▸ GIVEN REQUEST
Every line below that mentions the word "ffffff" should be copied out.

▸ RECORDS TO USE
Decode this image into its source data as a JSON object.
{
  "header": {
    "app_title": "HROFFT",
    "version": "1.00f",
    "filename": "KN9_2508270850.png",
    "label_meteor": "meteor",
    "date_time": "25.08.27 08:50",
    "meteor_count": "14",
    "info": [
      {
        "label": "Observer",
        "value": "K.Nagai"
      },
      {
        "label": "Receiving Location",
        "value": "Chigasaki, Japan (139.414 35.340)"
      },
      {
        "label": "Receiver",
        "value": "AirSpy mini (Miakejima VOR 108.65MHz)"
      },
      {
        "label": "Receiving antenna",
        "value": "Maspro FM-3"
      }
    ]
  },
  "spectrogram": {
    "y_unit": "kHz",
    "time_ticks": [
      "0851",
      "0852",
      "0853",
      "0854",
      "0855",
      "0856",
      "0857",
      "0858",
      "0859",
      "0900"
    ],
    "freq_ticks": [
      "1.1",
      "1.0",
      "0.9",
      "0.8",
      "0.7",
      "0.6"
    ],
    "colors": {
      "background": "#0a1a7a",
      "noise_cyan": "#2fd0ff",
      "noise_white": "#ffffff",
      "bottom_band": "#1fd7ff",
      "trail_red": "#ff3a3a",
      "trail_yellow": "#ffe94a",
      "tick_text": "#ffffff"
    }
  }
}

▸ OUTPUT BELOW
      "noise_white": "#ffffff",
      "tick_text": "#ffffff"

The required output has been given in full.